§ WHAT IS NEEDED:
Find the lines that contain the word "SYSTEM" and copy each one.

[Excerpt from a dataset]
▬▬▬▬▬▬

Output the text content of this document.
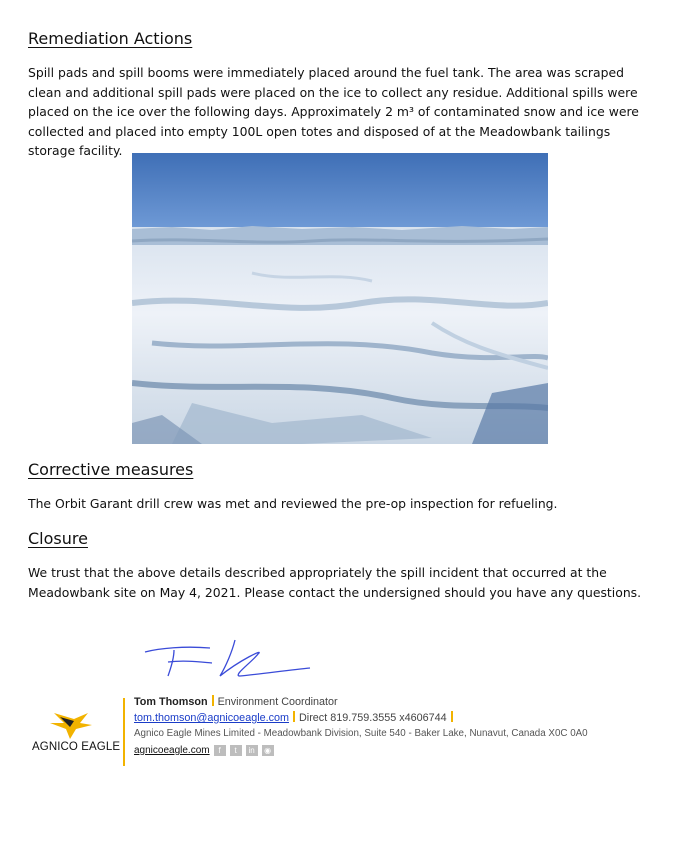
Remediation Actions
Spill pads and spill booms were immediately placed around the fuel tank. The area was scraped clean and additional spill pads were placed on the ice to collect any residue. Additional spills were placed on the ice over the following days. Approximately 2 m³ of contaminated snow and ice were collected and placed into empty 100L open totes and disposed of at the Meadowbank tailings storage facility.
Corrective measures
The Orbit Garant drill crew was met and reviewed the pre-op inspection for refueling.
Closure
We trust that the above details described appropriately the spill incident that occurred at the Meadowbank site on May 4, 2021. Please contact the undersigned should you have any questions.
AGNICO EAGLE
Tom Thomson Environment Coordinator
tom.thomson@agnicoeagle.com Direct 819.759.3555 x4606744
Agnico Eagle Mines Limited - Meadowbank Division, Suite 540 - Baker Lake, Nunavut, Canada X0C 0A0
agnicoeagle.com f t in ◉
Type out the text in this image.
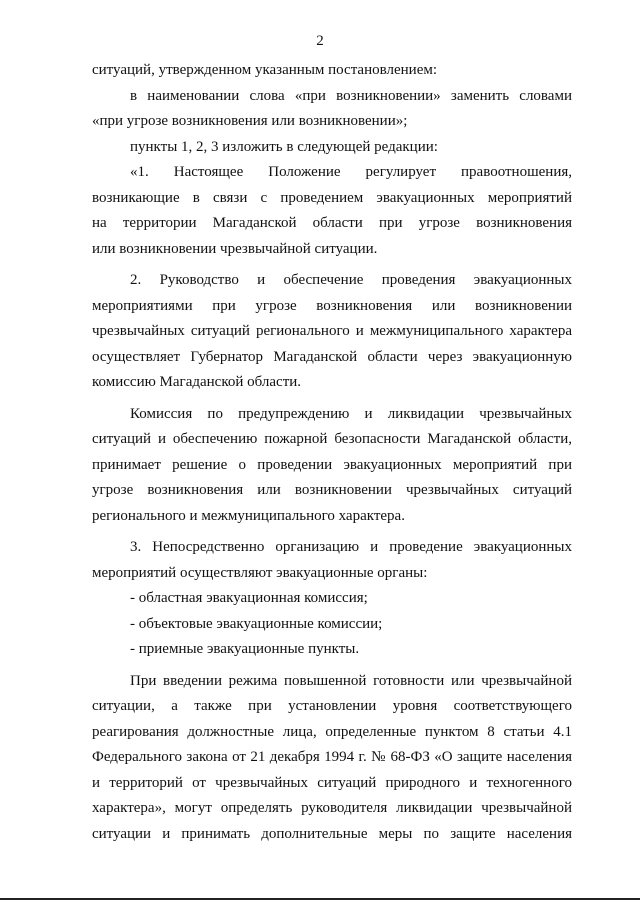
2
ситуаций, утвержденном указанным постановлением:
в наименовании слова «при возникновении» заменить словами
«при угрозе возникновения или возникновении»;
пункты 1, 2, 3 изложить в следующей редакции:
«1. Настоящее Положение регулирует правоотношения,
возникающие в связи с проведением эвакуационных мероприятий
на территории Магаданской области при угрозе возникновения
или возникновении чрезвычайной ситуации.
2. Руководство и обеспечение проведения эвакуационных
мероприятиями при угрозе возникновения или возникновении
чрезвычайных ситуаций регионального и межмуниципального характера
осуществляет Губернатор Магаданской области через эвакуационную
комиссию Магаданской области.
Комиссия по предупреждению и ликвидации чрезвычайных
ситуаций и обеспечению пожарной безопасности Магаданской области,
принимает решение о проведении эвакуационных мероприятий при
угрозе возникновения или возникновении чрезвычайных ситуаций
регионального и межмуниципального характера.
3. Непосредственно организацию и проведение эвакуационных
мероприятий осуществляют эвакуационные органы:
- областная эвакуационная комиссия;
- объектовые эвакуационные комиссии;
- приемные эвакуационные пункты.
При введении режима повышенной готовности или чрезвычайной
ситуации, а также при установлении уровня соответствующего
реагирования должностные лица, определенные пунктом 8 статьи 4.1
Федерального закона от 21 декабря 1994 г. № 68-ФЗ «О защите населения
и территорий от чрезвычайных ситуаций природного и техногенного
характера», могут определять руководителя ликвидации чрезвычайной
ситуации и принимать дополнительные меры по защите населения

▬▬▬▬▬▬

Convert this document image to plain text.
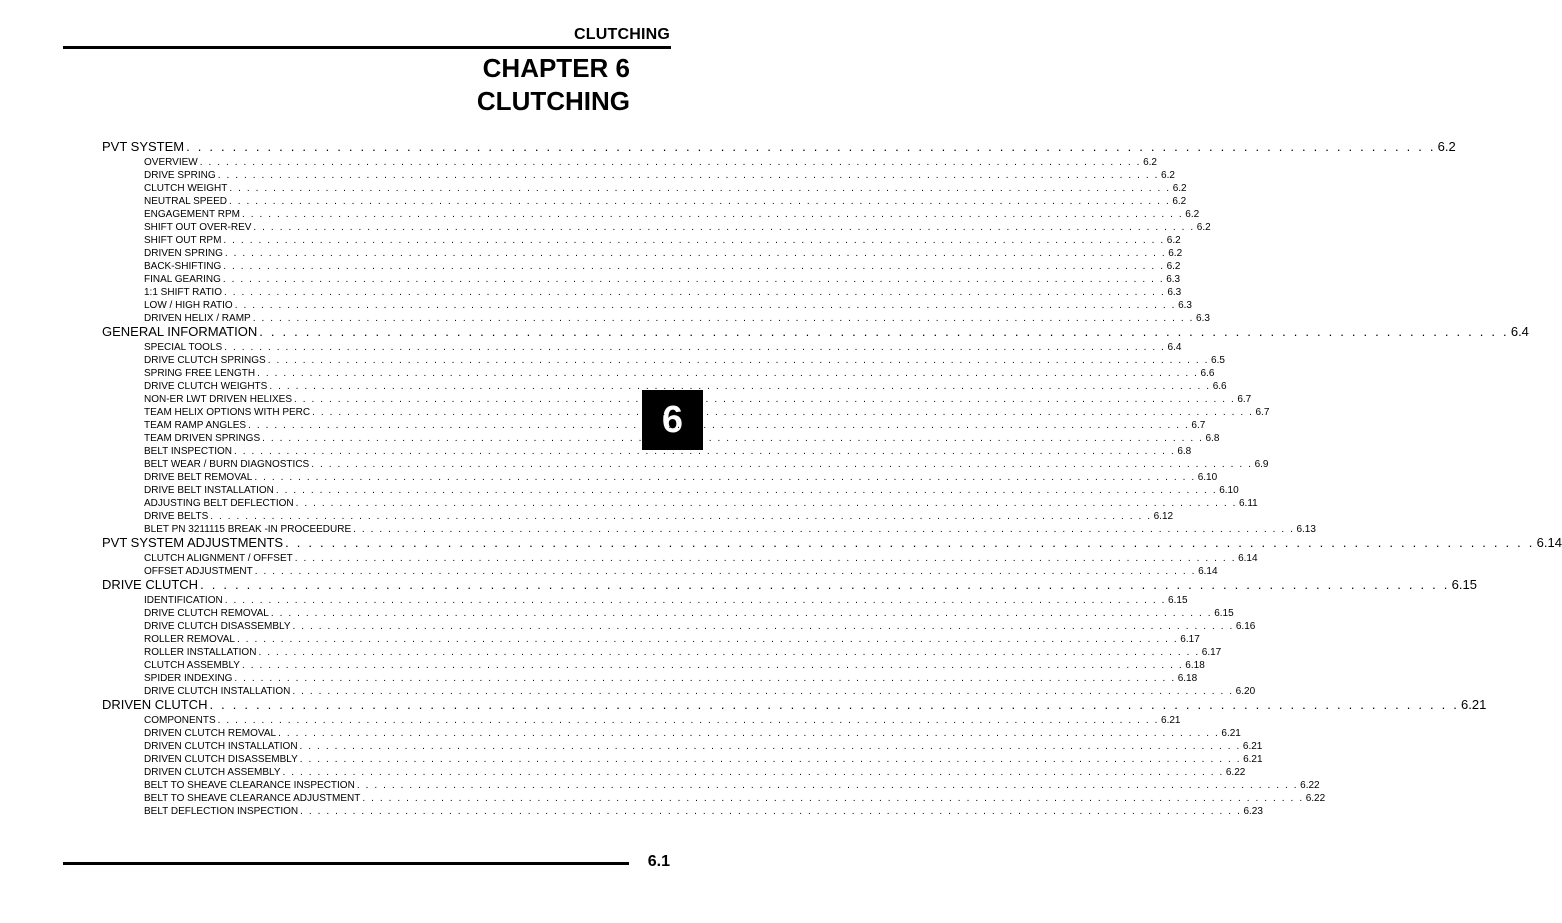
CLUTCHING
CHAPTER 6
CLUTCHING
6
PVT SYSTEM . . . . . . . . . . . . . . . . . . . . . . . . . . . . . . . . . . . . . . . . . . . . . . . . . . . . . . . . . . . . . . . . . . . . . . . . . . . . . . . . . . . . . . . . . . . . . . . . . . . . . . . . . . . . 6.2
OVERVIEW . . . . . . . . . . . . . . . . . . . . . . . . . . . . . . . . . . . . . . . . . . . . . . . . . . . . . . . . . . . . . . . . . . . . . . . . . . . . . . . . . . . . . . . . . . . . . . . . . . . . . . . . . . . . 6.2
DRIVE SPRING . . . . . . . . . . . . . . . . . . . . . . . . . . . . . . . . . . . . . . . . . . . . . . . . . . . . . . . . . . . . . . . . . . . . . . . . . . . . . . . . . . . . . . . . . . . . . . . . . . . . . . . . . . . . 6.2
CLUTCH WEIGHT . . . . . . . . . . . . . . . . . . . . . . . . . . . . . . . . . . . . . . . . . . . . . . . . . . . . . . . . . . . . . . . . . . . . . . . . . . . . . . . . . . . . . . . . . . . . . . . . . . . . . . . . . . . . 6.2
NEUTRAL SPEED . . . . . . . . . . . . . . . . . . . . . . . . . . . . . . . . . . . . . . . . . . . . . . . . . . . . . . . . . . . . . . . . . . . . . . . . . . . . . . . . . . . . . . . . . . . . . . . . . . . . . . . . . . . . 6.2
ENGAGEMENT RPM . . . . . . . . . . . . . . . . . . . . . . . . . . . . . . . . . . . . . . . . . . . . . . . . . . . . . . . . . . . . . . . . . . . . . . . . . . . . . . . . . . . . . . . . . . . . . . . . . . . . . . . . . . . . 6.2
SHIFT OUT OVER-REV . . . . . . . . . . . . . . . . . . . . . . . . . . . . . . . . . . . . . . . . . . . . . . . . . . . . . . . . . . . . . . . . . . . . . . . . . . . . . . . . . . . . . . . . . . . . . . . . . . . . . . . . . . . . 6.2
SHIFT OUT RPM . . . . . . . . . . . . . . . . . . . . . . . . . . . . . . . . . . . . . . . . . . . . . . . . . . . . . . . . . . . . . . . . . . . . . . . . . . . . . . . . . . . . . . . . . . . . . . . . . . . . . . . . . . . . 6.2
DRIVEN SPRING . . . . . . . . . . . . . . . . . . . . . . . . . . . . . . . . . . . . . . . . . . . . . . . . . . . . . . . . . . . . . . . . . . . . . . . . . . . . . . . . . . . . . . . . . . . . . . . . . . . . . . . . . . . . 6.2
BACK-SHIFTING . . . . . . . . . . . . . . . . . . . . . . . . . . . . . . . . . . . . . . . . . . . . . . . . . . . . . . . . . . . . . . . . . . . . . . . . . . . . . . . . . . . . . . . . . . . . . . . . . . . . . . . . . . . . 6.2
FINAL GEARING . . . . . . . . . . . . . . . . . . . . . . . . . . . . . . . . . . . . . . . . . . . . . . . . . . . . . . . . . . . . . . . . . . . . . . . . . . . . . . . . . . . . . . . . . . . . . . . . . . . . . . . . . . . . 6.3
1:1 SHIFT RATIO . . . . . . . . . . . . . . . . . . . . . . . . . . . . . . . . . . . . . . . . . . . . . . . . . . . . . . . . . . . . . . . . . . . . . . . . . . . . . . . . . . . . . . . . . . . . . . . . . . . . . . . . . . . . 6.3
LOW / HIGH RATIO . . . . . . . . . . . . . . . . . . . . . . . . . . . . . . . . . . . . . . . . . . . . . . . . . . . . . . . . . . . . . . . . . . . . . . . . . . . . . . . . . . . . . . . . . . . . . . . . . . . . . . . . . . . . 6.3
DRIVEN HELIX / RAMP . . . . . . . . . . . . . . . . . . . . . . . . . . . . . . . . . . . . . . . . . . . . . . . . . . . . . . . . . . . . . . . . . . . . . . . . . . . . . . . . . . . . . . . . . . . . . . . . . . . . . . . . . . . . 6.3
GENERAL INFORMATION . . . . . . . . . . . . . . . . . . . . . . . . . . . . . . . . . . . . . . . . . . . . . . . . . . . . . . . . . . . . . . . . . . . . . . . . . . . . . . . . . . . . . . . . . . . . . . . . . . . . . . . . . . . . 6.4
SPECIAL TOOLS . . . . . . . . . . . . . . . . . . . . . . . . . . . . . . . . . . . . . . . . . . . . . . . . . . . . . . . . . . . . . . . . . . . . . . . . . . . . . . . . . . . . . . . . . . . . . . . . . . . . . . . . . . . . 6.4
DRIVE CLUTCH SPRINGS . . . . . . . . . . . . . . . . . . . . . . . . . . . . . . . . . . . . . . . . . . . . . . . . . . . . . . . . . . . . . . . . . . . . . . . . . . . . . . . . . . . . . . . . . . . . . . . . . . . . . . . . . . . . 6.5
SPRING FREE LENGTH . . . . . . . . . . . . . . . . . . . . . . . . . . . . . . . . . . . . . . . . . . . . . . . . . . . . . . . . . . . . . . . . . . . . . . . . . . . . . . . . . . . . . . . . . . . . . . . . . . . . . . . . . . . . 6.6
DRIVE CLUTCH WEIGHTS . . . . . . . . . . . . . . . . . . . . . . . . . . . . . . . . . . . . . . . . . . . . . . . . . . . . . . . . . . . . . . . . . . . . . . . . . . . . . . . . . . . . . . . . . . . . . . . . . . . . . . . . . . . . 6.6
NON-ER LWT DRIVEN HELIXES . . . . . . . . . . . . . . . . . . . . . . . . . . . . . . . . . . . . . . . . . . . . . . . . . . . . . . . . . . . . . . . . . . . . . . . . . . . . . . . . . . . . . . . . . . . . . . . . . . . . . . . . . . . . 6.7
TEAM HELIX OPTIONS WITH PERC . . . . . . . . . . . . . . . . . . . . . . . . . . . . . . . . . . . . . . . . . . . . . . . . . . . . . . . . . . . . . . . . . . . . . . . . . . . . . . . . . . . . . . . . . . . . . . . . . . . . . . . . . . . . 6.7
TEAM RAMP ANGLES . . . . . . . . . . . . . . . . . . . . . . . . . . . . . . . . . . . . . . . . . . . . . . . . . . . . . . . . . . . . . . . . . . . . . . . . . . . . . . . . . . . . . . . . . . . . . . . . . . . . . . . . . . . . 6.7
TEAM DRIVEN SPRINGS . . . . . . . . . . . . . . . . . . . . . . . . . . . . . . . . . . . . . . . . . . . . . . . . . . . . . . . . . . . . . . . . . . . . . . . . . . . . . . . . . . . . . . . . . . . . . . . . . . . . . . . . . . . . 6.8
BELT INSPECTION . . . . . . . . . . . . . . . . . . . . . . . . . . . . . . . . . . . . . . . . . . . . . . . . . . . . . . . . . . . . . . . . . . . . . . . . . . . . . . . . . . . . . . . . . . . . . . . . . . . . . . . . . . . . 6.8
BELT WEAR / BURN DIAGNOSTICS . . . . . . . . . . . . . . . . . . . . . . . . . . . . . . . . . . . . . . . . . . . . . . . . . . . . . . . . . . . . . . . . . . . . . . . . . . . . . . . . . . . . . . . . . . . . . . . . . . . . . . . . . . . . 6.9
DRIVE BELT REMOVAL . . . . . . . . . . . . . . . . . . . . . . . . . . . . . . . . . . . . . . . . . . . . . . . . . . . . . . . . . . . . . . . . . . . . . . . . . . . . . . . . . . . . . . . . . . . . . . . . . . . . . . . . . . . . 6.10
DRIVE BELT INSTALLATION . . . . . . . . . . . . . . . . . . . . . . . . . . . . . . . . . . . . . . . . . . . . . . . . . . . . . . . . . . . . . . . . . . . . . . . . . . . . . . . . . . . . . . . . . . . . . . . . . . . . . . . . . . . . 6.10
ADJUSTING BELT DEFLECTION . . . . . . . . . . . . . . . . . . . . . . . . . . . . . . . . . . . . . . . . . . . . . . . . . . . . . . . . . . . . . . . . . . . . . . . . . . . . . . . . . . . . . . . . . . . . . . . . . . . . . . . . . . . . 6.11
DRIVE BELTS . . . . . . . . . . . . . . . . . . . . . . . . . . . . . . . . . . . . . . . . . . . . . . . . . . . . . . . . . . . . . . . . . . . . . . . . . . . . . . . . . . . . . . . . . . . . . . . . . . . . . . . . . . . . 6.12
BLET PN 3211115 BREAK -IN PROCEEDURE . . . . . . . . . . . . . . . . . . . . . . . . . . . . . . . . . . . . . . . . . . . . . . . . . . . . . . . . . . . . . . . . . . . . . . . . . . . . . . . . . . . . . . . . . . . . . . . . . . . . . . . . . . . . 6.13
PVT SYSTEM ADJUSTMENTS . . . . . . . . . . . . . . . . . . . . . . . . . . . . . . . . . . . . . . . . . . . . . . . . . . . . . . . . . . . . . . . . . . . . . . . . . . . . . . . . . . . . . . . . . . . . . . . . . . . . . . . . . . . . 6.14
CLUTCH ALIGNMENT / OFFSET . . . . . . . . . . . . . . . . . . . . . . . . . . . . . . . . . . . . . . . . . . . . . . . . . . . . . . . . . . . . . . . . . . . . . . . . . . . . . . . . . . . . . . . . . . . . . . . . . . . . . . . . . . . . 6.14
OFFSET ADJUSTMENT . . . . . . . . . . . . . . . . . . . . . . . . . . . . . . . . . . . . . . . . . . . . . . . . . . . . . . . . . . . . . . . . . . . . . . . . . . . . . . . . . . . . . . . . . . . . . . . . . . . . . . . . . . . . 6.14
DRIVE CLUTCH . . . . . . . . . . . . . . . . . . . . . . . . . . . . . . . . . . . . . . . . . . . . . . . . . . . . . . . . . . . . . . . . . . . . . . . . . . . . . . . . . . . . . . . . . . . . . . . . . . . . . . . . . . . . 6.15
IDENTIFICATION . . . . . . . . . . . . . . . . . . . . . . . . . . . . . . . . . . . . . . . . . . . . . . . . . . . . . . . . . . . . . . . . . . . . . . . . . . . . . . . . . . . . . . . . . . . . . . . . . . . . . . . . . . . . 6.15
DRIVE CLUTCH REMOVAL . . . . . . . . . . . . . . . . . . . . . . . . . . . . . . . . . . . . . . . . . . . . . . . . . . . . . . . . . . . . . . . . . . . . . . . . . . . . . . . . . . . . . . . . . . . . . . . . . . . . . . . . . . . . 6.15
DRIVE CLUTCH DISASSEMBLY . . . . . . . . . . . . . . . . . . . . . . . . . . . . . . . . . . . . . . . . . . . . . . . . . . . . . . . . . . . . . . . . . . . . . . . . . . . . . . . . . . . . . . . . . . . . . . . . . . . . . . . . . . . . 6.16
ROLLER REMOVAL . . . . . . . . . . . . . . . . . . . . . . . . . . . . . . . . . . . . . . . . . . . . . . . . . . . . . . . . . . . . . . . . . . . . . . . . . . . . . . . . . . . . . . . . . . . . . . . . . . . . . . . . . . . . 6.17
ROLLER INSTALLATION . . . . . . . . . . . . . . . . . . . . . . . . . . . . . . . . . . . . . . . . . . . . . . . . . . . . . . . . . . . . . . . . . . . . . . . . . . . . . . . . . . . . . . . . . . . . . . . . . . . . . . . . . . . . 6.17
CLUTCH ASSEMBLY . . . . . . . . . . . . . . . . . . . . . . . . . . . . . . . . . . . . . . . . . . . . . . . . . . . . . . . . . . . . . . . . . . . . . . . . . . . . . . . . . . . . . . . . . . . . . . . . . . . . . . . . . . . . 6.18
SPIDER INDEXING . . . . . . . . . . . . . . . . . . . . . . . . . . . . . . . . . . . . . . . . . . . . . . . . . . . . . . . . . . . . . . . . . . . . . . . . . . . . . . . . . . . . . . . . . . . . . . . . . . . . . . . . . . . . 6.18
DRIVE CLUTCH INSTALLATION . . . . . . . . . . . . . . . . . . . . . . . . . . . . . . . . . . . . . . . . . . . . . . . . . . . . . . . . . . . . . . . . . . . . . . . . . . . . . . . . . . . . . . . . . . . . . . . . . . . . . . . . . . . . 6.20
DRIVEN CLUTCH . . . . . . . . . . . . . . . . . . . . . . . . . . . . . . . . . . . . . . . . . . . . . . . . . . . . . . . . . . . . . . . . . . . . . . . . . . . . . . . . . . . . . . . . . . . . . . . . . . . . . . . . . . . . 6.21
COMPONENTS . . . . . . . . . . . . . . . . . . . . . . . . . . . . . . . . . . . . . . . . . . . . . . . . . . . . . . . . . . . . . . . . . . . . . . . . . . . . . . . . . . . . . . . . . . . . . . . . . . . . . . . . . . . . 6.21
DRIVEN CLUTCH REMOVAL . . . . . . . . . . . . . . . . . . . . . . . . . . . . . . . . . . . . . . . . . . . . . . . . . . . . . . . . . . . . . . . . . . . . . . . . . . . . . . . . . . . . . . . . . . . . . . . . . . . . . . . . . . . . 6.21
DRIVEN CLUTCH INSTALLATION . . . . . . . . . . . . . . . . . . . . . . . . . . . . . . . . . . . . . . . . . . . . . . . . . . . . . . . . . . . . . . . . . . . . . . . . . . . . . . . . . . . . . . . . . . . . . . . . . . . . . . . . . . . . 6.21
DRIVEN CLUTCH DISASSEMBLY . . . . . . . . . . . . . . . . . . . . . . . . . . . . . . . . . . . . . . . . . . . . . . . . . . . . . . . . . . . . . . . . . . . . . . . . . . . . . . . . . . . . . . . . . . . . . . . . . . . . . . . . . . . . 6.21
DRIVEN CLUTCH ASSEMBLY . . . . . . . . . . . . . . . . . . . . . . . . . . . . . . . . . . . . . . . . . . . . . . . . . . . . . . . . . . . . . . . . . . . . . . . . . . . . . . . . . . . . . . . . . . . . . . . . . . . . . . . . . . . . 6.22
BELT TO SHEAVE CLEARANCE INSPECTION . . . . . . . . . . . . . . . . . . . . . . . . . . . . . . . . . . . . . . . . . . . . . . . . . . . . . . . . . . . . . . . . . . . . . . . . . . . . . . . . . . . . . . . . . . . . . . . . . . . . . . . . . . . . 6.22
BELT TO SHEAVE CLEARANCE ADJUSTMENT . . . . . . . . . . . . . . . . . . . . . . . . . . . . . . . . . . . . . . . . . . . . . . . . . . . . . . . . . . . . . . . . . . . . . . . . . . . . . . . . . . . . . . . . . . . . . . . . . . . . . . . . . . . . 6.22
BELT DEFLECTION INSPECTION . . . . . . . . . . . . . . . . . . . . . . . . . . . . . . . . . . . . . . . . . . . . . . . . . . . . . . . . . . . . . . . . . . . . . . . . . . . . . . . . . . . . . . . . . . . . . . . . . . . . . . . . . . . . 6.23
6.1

▬▬▬▬▬▬

§ EXERCISE RESULT:
PVT SYSTEM . . . . . . . . . . . . . . . . . . . . . . . . . . . . . . . . . . . . . . . . . . . . . . . . . . . . . . . . . . . . . . . . . . . . . . . . . . . . . . . . . . . . . . . . . . . . . . . . . . . . . . . . . . . . 6.2
PVT SYSTEM ADJUSTMENTS . . . . . . . . . . . . . . . . . . . . . . . . . . . . . . . . . . . . . . . . . . . . . . . . . . . . . . . . . . . . . . . . . . . . . . . . . . . . . . . . . . . . . . . . . . . . . . . . . . . . . . . . . . . . 6.14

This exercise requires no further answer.